[Extracted information]
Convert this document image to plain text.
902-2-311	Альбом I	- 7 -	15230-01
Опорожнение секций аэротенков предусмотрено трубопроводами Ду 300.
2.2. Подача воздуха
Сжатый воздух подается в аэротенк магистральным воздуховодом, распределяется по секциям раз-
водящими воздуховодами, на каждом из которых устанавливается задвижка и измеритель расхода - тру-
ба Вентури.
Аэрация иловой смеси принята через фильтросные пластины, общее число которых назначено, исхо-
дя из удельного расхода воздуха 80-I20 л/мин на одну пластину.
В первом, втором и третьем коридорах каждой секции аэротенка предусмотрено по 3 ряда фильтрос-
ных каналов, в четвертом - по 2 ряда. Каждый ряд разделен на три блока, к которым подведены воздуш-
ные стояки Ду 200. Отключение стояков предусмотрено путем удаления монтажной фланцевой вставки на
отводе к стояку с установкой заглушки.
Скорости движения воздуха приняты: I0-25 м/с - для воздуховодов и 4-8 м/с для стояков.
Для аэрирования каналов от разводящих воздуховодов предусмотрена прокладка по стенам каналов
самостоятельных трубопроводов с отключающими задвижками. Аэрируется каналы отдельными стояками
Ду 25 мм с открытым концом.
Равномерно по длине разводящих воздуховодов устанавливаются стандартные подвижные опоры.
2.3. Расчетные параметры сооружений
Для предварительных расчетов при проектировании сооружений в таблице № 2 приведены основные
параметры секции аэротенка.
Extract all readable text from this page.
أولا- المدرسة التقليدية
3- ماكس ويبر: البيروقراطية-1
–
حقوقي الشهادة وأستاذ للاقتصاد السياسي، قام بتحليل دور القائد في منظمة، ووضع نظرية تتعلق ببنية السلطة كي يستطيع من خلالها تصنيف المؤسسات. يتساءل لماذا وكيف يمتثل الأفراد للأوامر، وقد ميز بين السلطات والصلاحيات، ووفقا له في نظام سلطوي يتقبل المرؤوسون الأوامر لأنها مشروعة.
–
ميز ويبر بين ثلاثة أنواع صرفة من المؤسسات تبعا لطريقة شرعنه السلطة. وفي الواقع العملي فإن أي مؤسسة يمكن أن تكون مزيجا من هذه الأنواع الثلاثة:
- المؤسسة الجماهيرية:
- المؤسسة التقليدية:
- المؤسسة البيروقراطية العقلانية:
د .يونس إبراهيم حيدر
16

[Prompt]
Where a line above contains the string "разводящих", copy that line.

[Correct answer]
Для аэрирования каналов от разводящих воздуховодов предусмотрена прокладка по стенам каналов
Равномерно по длине разводящих воздуховодов устанавливаются стандартные подвижные опоры.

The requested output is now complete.